ARTICLE |
----

Question:

Hey,

I just read a great article you had about the account of king Saul's death and how he commited suicide. But as I continued to read, you said he most likely went to hell because he murdered himself.

My question is: What do you make of these inspired words spoken by King David after the the young Amelekite who lied was slain? "Saul and Jonathan were lovely and pleasant in their lives, and in their death they were not divided: they were swifter than eagles, they were stronger than lions" (II Samuel 1:23).

Salvation comes to those who believe in the God of the Bible. Salvation didn't come by works of the law for Saul, and it's the same way today (Ephesians 2:8-9).


Answer:

David said they died in the same battle, so they died together. He did not state where they ultimate ended up after death.

Read Ephesians 2:10.

Quick response! I appreciate the prompt reply.

Ephesians 2:10 is one of my favorite verses. If you notice the first line in that verse "we are His workmanship created in Christ Jesus unto (some bibles say "for") good works." This is speaking of the body of Christ (born again believers) and how in eternity past works were prepared for us to walk in. Does this mean we always walk in those works? Not at all. Believers still have a free will while in the flesh. When a person is saved they don't become robots and never sin (willfuly). It's up to us to allow Christ to work in our lives so that we do walk in those ordained works prepared before hand.

----

STORED ROWS |

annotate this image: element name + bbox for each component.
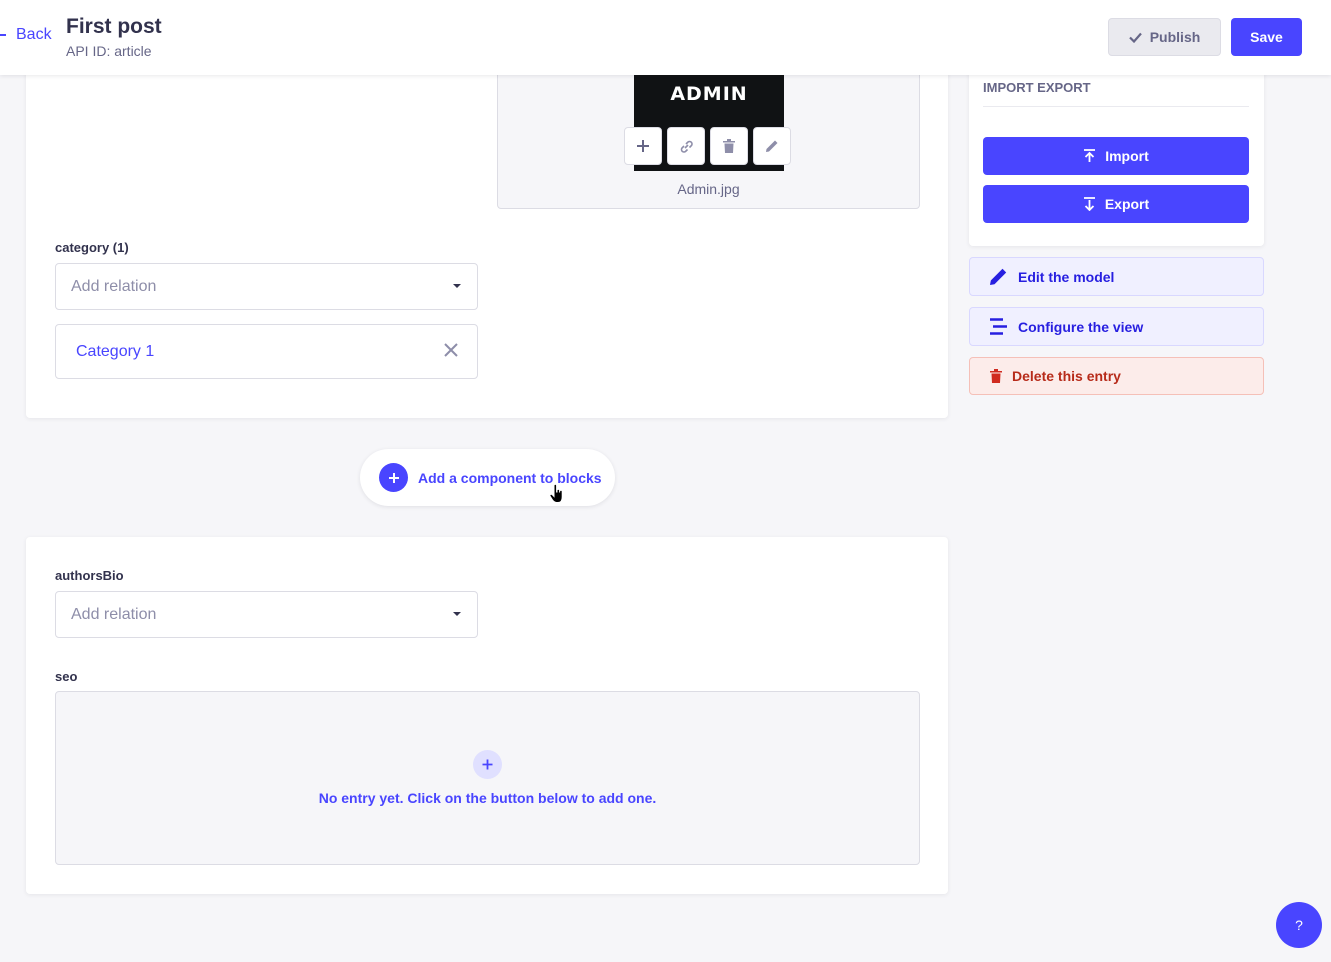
category-label: category (1)	[55, 240, 129, 255]
import-export-panel: IMPORT EXPORT Import Export	[969, 60, 1264, 246]
download-icon	[1083, 197, 1095, 211]
pencil-icon	[766, 140, 778, 152]
plus-icon	[637, 140, 649, 152]
upload-icon	[1084, 149, 1096, 162]
delete-entry-label: Delete this entry	[1012, 368, 1121, 384]
save-button[interactable]: Save	[1231, 18, 1302, 56]
trash-icon	[723, 139, 735, 153]
page-title: First post	[66, 15, 162, 38]
caret-down-icon	[453, 284, 461, 288]
back-label: Back	[16, 26, 52, 43]
import-export-title: IMPORT EXPORT	[983, 80, 1091, 95]
edit-media-button[interactable]	[753, 127, 791, 165]
link-icon	[680, 140, 693, 153]
seo-label: seo	[55, 669, 78, 684]
delete-media-button[interactable]	[710, 127, 748, 165]
add-media-button[interactable]	[624, 127, 662, 165]
configure-view-button[interactable]: Configure the view	[969, 307, 1264, 346]
media-actions	[624, 127, 791, 165]
add-component-label: Add a component to blocks	[418, 469, 602, 486]
export-button[interactable]: Export	[983, 185, 1249, 223]
import-label: Import	[1105, 148, 1149, 164]
check-icon	[1128, 32, 1142, 43]
divider	[983, 106, 1249, 107]
category-relation-item: Category 1	[55, 324, 478, 379]
add-component-button[interactable]: Add a component to blocks	[360, 449, 615, 506]
close-icon[interactable]	[443, 342, 459, 358]
publish-button[interactable]: Publish	[1108, 18, 1221, 56]
caret-down-icon	[453, 612, 461, 616]
category-relation-select[interactable]: Add relation	[55, 263, 478, 310]
copy-link-button[interactable]	[667, 127, 705, 165]
authorsbio-relation-select[interactable]: Add relation	[55, 591, 478, 638]
back-link[interactable]: Back	[0, 26, 52, 44]
arrow-left-icon	[0, 34, 6, 36]
relation-link[interactable]: Category 1	[76, 343, 154, 361]
help-button[interactable]: ?	[1276, 902, 1322, 948]
seo-empty-state[interactable]: No entry yet. Click on the button below …	[55, 691, 920, 865]
export-label: Export	[1104, 196, 1150, 212]
plus-circle-icon	[473, 750, 502, 779]
configure-view-label: Configure the view	[1018, 318, 1144, 335]
edit-model-label: Edit the model	[1018, 268, 1115, 285]
media-filename: Admin.jpg	[677, 181, 740, 197]
category-placeholder: Add relation	[71, 278, 157, 295]
trash-icon	[990, 369, 1002, 383]
hand-cursor-icon	[549, 484, 563, 503]
import-button[interactable]: Import	[983, 137, 1249, 175]
authorsbio-placeholder: Add relation	[71, 606, 157, 623]
publish-label: Publish	[1149, 29, 1201, 45]
edit-model-button[interactable]: Edit the model	[969, 257, 1264, 296]
plus-circle-icon	[379, 463, 408, 492]
header-bar: Back First post API ID: article Publish …	[0, 0, 1331, 75]
pencil-icon	[990, 268, 1007, 285]
seo-empty-text: No entry yet. Click on the button below …	[318, 790, 657, 806]
delete-entry-button[interactable]: Delete this entry	[969, 357, 1264, 395]
api-id: API ID: article	[66, 43, 152, 59]
authorsbio-label: authorsBio	[55, 568, 124, 583]
layout-icon	[990, 318, 1007, 335]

----

Reproduce everything from "I just read" down to "up after death." in the exchange about Saul's death, substituting "fight" for "battle".

I just read a great article you had about the account of king Saul's death and how he commited suicide. But as I continued to read, you said he most likely went to hell because he murdered himself.

My question is: What do you make of these inspired words spoken by King David after the the young Amelekite who lied was slain? "Saul and Jonathan were lovely and pleasant in their lives, and in their death they were not divided: they were swifter than eagles, they were stronger than lions" (II Samuel 1:23).

Salvation comes to those who believe in the God of the Bible. Salvation didn't come by works of the law for Saul, and it's the same way today (Ephesians 2:8-9).


Answer:

David said they died in the same fight, so they died together. He did not state where they ultimate ended up after death.